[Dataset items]

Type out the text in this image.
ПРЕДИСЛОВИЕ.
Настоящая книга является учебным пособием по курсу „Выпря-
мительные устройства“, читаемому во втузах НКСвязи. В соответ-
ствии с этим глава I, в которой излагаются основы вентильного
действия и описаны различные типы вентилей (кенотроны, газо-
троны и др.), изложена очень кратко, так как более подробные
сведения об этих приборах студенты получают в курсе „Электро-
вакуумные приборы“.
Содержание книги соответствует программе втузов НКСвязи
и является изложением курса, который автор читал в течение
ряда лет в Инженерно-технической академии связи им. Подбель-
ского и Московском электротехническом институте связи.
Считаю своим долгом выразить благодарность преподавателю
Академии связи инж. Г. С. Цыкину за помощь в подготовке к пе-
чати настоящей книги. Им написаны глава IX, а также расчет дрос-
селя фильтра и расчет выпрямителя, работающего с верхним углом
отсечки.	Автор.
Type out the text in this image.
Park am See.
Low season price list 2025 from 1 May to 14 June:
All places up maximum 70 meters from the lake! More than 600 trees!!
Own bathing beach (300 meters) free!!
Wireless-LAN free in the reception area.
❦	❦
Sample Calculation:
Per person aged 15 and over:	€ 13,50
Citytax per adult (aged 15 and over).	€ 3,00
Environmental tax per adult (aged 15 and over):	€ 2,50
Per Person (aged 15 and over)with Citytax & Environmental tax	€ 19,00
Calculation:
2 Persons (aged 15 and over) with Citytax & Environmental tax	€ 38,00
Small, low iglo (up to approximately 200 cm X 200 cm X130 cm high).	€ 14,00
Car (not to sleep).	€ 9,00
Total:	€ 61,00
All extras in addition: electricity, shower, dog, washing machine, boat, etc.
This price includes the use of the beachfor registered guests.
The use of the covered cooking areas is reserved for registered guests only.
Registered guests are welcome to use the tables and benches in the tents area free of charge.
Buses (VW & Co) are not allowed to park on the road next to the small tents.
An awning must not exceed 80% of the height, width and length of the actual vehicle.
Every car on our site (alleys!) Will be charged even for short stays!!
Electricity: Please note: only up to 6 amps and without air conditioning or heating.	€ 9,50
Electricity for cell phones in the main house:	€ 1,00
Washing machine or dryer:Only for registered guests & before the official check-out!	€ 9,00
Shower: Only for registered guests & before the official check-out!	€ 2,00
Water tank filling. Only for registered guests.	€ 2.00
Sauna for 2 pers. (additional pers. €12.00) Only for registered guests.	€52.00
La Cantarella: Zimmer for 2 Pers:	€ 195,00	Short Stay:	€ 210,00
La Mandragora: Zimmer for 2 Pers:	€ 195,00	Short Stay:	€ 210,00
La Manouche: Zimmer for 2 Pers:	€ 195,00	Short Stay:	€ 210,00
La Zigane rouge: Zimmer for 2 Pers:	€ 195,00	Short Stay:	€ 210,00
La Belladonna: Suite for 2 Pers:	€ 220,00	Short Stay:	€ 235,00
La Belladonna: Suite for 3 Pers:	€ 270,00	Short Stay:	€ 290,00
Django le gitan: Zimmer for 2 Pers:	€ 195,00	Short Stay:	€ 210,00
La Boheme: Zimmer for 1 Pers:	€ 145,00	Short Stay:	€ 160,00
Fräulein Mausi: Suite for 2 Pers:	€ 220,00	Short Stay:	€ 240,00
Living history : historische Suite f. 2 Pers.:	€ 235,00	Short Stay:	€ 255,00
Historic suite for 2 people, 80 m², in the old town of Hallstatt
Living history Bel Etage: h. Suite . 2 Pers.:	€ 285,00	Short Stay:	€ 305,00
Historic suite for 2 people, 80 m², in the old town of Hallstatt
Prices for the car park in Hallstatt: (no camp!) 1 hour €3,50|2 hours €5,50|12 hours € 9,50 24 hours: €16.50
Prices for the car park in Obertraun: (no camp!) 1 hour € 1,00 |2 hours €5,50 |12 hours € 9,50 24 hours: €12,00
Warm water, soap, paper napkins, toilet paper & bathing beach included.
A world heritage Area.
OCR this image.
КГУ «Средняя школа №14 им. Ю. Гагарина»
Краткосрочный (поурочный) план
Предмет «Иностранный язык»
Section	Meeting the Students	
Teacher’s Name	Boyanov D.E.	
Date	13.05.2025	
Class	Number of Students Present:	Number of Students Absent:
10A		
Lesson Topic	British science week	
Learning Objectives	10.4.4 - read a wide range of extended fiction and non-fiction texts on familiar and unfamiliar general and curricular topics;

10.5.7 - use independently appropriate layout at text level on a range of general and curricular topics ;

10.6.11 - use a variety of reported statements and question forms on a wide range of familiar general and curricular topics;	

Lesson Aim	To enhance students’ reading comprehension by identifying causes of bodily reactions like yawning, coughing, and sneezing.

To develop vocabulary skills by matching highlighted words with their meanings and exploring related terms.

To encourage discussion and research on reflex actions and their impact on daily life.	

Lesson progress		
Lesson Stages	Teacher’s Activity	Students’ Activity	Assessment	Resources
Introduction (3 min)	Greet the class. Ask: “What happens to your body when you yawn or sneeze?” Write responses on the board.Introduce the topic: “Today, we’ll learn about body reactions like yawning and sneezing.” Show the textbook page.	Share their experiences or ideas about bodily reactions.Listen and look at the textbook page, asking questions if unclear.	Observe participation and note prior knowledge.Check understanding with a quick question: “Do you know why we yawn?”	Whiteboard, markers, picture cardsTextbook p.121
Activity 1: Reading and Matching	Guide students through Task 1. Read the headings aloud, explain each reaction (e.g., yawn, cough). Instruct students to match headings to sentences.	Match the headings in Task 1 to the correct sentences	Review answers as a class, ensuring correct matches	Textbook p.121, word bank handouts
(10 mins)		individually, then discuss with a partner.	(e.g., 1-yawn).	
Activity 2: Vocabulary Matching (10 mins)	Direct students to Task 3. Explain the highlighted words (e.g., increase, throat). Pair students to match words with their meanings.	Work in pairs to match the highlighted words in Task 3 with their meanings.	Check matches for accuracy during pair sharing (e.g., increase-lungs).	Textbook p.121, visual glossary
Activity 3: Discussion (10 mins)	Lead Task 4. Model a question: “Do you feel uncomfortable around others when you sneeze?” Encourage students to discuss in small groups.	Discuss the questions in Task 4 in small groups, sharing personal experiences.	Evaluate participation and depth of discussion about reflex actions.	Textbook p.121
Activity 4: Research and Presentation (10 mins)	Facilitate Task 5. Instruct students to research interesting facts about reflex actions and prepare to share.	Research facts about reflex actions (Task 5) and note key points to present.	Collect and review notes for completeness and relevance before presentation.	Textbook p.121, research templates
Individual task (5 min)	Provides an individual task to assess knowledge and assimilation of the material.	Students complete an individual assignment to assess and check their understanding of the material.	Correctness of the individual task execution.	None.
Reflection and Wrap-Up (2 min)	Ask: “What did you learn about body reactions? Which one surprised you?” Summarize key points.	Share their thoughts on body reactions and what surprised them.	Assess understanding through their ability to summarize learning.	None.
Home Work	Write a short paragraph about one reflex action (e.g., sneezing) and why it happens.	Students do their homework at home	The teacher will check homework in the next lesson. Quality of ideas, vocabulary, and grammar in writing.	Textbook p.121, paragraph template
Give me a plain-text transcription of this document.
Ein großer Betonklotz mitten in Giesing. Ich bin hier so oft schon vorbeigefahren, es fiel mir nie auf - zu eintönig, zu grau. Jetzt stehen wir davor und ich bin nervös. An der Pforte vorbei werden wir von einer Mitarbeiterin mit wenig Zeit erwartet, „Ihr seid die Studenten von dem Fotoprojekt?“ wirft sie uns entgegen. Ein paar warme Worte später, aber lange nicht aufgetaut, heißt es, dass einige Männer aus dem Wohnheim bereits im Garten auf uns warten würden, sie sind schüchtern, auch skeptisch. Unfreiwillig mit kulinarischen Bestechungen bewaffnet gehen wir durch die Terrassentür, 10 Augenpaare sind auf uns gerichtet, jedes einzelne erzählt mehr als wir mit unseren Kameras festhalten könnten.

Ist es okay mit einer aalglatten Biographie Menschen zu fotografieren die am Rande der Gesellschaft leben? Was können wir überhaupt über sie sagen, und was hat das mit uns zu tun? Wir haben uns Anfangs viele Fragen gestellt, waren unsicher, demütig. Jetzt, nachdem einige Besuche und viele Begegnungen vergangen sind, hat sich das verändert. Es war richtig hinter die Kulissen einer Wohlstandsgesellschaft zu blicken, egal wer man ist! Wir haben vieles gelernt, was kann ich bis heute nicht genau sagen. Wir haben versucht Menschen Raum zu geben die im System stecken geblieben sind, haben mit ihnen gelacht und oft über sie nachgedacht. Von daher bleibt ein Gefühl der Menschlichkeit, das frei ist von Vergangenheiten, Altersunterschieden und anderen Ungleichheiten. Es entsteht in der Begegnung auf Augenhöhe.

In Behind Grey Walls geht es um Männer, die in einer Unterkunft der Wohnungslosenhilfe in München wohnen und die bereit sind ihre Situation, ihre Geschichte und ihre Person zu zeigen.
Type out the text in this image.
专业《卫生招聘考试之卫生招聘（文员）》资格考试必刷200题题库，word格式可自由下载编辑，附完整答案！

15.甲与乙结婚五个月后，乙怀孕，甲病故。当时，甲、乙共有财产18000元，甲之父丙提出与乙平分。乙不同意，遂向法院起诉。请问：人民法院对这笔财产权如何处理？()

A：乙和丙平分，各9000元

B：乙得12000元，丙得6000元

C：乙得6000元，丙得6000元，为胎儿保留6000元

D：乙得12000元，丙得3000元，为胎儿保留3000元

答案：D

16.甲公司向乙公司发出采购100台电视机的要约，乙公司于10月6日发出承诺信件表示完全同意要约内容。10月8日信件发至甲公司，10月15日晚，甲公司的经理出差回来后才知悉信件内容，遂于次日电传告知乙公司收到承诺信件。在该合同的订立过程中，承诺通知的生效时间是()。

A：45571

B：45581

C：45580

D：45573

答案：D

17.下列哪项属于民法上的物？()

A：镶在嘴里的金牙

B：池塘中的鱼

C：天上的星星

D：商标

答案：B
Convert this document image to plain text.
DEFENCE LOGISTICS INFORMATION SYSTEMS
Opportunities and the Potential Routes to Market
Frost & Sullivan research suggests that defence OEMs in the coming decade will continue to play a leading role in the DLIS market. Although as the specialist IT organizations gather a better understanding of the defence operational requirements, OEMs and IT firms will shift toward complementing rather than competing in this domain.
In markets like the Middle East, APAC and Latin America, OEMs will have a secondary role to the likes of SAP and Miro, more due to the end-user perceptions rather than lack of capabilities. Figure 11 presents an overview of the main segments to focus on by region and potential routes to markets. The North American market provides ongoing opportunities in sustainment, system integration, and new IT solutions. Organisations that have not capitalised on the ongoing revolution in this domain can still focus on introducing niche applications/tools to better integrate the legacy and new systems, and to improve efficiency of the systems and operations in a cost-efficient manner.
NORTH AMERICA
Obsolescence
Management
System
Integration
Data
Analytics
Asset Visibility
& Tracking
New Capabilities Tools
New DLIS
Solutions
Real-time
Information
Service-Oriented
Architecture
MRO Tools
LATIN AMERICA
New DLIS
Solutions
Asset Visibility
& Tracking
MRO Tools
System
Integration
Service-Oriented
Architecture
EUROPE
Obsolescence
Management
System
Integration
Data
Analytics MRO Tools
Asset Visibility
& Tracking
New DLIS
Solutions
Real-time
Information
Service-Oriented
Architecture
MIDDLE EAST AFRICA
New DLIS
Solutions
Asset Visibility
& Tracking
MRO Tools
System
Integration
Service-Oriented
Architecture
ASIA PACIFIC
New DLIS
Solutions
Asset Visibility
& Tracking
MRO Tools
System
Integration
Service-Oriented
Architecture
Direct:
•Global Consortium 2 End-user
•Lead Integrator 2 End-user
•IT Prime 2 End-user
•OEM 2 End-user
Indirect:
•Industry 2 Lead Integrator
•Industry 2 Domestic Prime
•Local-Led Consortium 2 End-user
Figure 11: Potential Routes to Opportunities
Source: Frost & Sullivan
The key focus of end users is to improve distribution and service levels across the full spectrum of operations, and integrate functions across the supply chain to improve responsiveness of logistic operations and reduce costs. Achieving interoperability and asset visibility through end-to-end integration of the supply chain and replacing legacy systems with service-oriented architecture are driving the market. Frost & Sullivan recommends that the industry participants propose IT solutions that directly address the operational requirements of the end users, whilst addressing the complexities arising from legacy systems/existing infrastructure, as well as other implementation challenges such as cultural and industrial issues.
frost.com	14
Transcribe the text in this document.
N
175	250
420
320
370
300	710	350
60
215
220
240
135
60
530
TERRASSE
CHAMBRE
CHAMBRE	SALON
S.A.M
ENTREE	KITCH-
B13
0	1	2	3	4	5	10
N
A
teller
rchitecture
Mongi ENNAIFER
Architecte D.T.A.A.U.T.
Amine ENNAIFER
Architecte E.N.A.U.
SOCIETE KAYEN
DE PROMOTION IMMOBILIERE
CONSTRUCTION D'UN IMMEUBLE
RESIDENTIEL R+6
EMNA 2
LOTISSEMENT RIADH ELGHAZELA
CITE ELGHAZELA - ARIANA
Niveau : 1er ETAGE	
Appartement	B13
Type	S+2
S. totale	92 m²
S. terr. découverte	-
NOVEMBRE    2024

What is asked: Check each line of the records above for "Integrator", and copy those that have it.

Output below:
•Lead Integrator 2 End-user
•Industry 2 Lead Integrator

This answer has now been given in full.